Objective:
Extract the complete data exactly as given.

BEGIN Data for processing

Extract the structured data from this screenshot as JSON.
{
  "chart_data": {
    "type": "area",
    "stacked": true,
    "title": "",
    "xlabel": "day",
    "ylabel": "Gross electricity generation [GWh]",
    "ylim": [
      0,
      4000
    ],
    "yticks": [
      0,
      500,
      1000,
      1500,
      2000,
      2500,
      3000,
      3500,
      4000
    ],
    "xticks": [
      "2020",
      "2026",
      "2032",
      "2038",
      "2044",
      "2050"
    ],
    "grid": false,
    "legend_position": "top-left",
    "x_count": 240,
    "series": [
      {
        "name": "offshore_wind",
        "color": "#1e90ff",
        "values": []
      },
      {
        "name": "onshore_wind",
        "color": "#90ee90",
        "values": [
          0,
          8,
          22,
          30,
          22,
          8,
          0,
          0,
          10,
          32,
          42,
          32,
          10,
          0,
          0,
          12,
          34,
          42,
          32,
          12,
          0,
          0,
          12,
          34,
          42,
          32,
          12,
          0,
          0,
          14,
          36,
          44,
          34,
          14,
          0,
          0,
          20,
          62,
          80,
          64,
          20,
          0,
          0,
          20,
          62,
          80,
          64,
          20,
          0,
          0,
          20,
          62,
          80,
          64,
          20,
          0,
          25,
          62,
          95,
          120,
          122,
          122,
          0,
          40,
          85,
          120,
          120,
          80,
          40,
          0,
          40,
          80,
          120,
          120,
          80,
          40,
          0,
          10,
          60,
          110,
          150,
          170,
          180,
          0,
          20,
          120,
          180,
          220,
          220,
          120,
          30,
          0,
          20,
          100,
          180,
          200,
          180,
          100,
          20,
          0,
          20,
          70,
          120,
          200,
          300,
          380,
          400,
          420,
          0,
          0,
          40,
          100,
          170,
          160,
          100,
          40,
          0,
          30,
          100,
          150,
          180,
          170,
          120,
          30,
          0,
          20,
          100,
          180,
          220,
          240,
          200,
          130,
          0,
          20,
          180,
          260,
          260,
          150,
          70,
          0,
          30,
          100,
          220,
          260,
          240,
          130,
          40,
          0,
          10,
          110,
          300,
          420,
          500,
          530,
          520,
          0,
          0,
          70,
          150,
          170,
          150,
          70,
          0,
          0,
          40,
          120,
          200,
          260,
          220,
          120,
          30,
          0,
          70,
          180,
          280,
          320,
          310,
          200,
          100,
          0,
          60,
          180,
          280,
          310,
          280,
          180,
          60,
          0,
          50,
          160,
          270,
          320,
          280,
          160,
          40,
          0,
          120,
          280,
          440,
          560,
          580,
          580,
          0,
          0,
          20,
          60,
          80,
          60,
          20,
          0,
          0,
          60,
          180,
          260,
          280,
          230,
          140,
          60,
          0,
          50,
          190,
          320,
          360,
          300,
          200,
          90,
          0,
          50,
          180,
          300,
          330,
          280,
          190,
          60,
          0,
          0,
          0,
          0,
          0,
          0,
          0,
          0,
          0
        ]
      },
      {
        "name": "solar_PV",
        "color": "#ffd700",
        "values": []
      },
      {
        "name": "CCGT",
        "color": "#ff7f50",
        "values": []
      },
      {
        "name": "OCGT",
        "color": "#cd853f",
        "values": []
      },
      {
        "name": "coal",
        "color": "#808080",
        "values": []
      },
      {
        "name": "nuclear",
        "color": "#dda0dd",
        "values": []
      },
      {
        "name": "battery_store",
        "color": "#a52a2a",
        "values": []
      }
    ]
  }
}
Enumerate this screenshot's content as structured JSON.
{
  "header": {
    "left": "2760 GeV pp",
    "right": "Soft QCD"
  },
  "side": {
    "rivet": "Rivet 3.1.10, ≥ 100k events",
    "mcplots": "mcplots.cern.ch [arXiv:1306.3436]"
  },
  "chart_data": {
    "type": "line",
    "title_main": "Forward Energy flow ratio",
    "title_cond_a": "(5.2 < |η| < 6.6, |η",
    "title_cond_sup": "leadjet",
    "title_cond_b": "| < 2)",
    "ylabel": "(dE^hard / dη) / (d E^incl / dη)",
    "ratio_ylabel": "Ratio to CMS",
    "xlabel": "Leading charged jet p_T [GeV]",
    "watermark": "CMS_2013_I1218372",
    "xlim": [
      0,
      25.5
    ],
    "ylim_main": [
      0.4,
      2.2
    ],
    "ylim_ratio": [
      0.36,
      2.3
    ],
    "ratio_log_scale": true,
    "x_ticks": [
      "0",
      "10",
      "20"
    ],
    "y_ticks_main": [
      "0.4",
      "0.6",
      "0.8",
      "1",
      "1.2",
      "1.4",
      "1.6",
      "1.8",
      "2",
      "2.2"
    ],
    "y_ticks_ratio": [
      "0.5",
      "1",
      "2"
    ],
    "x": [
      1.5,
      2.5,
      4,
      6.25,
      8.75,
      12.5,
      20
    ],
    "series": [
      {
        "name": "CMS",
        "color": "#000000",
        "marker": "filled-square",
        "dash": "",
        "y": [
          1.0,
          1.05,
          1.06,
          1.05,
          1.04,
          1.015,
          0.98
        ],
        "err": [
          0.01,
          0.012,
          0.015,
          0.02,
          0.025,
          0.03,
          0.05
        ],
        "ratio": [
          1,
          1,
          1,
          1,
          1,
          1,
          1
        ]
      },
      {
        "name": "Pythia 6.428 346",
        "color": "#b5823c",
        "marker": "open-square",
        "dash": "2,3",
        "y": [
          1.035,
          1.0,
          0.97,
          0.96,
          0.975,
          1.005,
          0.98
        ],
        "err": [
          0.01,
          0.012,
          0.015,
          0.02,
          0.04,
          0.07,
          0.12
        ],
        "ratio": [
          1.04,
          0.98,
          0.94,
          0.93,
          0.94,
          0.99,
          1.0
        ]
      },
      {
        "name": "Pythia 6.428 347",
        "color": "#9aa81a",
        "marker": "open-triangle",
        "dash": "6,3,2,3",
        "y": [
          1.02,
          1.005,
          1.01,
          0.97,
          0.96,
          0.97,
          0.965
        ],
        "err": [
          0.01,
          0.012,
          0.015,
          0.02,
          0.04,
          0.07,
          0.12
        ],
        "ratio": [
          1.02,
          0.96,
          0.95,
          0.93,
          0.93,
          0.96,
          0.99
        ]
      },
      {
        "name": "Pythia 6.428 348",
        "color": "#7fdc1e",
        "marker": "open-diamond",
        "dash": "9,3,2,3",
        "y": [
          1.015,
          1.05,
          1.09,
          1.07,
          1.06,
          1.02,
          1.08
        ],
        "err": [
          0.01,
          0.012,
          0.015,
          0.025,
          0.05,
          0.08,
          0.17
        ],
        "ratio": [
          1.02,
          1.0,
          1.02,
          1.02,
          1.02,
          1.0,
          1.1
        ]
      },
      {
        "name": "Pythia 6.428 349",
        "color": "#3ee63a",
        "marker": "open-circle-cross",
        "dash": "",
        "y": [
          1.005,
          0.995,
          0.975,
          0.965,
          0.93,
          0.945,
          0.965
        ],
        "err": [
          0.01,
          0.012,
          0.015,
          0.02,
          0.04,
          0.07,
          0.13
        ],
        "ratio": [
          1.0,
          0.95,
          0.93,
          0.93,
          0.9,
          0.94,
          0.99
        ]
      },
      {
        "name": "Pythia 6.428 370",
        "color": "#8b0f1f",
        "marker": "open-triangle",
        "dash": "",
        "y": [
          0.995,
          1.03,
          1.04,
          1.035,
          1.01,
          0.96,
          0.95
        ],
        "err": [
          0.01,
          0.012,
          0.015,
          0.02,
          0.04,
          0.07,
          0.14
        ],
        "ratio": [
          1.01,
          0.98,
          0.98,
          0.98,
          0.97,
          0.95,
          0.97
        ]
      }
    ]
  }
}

END Data for processing

Reply:
Extract the structured data from this screenshot as JSON.
{
  "chart_data": {
    "type": "area",
    "stacked": true,
    "title": "",
    "xlabel": "day",
    "ylabel": "Gross electricity generation [GWh]",
    "ylim": [
      0,
      4000
    ],
    "yticks": [
      0,
      500,
      1000,
      1500,
      2000,
      2500,
      3000,
      3500,
      4000
    ],
    "xticks": [
      "2020",
      "2026",
      "2032",
      "2038",
      "2044",
      "2050"
    ],
    "grid": false,
    "legend_position": "top-left",
    "x_count": 240,
    "series": [
      {
        "name": "offshore_wind",
        "color": "#1e90ff",
        "values": []
      },
      {
        "name": "onshore_wind",
        "color": "#90ee90",
        "values": [
          0,
          8,
          22,
          30,
          22,
          8,
          0,
          0,
          10,
          32,
          42,
          32,
          10,
          0,
          0,
          12,
          34,
          42,
          32,
          12,
          0,
          0,
          12,
          34,
          42,
          32,
          12,
          0,
          0,
          14,
          36,
          44,
          34,
          14,
          0,
          0,
          20,
          62,
          80,
          64,
          20,
          0,
          0,
          20,
          62,
          80,
          64,
          20,
          0,
          0,
          20,
          62,
          80,
          64,
          20,
          0,
          25,
          62,
          95,
          120,
          122,
          122,
          0,
          40,
          85,
          120,
          120,
          80,
          40,
          0,
          40,
          80,
          120,
          120,
          80,
          40,
          0,
          10,
          60,
          110,
          150,
          170,
          180,
          0,
          20,
          120,
          180,
          220,
          220,
          120,
          30,
          0,
          20,
          100,
          180,
          200,
          180,
          100,
          20,
          0,
          20,
          70,
          120,
          200,
          300,
          380,
          400,
          420,
          0,
          0,
          40,
          100,
          170,
          160,
          100,
          40,
          0,
          30,
          100,
          150,
          180,
          170,
          120,
          30,
          0,
          20,
          100,
          180,
          220,
          240,
          200,
          130,
          0,
          20,
          180,
          260,
          260,
          150,
          70,
          0,
          30,
          100,
          220,
          260,
          240,
          130,
          40,
          0,
          10,
          110,
          300,
          420,
          500,
          530,
          520,
          0,
          0,
          70,
          150,
          170,
          150,
          70,
          0,
          0,
          40,
          120,
          200,
          260,
          220,
          120,
          30,
          0,
          70,
          180,
          280,
          320,
          310,
          200,
          100,
          0,
          60,
          180,
          280,
          310,
          280,
          180,
          60,
          0,
          50,
          160,
          270,
          320,
          280,
          160,
          40,
          0,
          120,
          280,
          440,
          560,
          580,
          580,
          0,
          0,
          20,
          60,
          80,
          60,
          20,
          0,
          0,
          60,
          180,
          260,
          280,
          230,
          140,
          60,
          0,
          50,
          190,
          320,
          360,
          300,
          200,
          90,
          0,
          50,
          180,
          300,
          330,
          280,
          190,
          60,
          0,
          0,
          0,
          0,
          0,
          0,
          0,
          0,
          0
        ]
      },
      {
        "name": "solar_PV",
        "color": "#ffd700",
        "values": []
      },
      {
        "name": "CCGT",
        "color": "#ff7f50",
        "values": []
      },
      {
        "name": "OCGT",
        "color": "#cd853f",
        "values": []
      },
      {
        "name": "coal",
        "color": "#808080",
        "values": []
      },
      {
        "name": "nuclear",
        "color": "#dda0dd",
        "values": []
      },
      {
        "name": "battery_store",
        "color": "#a52a2a",
        "values": []
      }
    ]
  }
}
Enumerate this screenshot's content as structured JSON.
{
  "header": {
    "left": "2760 GeV pp",
    "right": "Soft QCD"
  },
  "side": {
    "rivet": "Rivet 3.1.10, ≥ 100k events",
    "mcplots": "mcplots.cern.ch [arXiv:1306.3436]"
  },
  "chart_data": {
    "type": "line",
    "title_main": "Forward Energy flow ratio",
    "title_cond_a": "(5.2 < |η| < 6.6, |η",
    "title_cond_sup": "leadjet",
    "title_cond_b": "| < 2)",
    "ylabel": "(dE^hard / dη) / (d E^incl / dη)",
    "ratio_ylabel": "Ratio to CMS",
    "xlabel": "Leading charged jet p_T [GeV]",
    "watermark": "CMS_2013_I1218372",
    "xlim": [
      0,
      25.5
    ],
    "ylim_main": [
      0.4,
      2.2
    ],
    "ylim_ratio": [
      0.36,
      2.3
    ],
    "ratio_log_scale": true,
    "x_ticks": [
      "0",
      "10",
      "20"
    ],
    "y_ticks_main": [
      "0.4",
      "0.6",
      "0.8",
      "1",
      "1.2",
      "1.4",
      "1.6",
      "1.8",
      "2",
      "2.2"
    ],
    "y_ticks_ratio": [
      "0.5",
      "1",
      "2"
    ],
    "x": [
      1.5,
      2.5,
      4,
      6.25,
      8.75,
      12.5,
      20
    ],
    "series": [
      {
        "name": "CMS",
        "color": "#000000",
        "marker": "filled-square",
        "dash": "",
        "y": [
          1.0,
          1.05,
          1.06,
          1.05,
          1.04,
          1.015,
          0.98
        ],
        "err": [
          0.01,
          0.012,
          0.015,
          0.02,
          0.025,
          0.03,
          0.05
        ],
        "ratio": [
          1,
          1,
          1,
          1,
          1,
          1,
          1
        ]
      },
      {
        "name": "Pythia 6.428 346",
        "color": "#b5823c",
        "marker": "open-square",
        "dash": "2,3",
        "y": [
          1.035,
          1.0,
          0.97,
          0.96,
          0.975,
          1.005,
          0.98
        ],
        "err": [
          0.01,
          0.012,
          0.015,
          0.02,
          0.04,
          0.07,
          0.12
        ],
        "ratio": [
          1.04,
          0.98,
          0.94,
          0.93,
          0.94,
          0.99,
          1.0
        ]
      },
      {
        "name": "Pythia 6.428 347",
        "color": "#9aa81a",
        "marker": "open-triangle",
        "dash": "6,3,2,3",
        "y": [
          1.02,
          1.005,
          1.01,
          0.97,
          0.96,
          0.97,
          0.965
        ],
        "err": [
          0.01,
          0.012,
          0.015,
          0.02,
          0.04,
          0.07,
          0.12
        ],
        "ratio": [
          1.02,
          0.96,
          0.95,
          0.93,
          0.93,
          0.96,
          0.99
        ]
      },
      {
        "name": "Pythia 6.428 348",
        "color": "#7fdc1e",
        "marker": "open-diamond",
        "dash": "9,3,2,3",
        "y": [
          1.015,
          1.05,
          1.09,
          1.07,
          1.06,
          1.02,
          1.08
        ],
        "err": [
          0.01,
          0.012,
          0.015,
          0.025,
          0.05,
          0.08,
          0.17
        ],
        "ratio": [
          1.02,
          1.0,
          1.02,
          1.02,
          1.02,
          1.0,
          1.1
        ]
      },
      {
        "name": "Pythia 6.428 349",
        "color": "#3ee63a",
        "marker": "open-circle-cross",
        "dash": "",
        "y": [
          1.005,
          0.995,
          0.975,
          0.965,
          0.93,
          0.945,
          0.965
        ],
        "err": [
          0.01,
          0.012,
          0.015,
          0.02,
          0.04,
          0.07,
          0.13
        ],
        "ratio": [
          1.0,
          0.95,
          0.93,
          0.93,
          0.9,
          0.94,
          0.99
        ]
      },
      {
        "name": "Pythia 6.428 370",
        "color": "#8b0f1f",
        "marker": "open-triangle",
        "dash": "",
        "y": [
          0.995,
          1.03,
          1.04,
          1.035,
          1.01,
          0.96,
          0.95
        ],
        "err": [
          0.01,
          0.012,
          0.015,
          0.02,
          0.04,
          0.07,
          0.14
        ],
        "ratio": [
          1.01,
          0.98,
          0.98,
          0.98,
          0.97,
          0.95,
          0.97
        ]
      }
    ]
  }
}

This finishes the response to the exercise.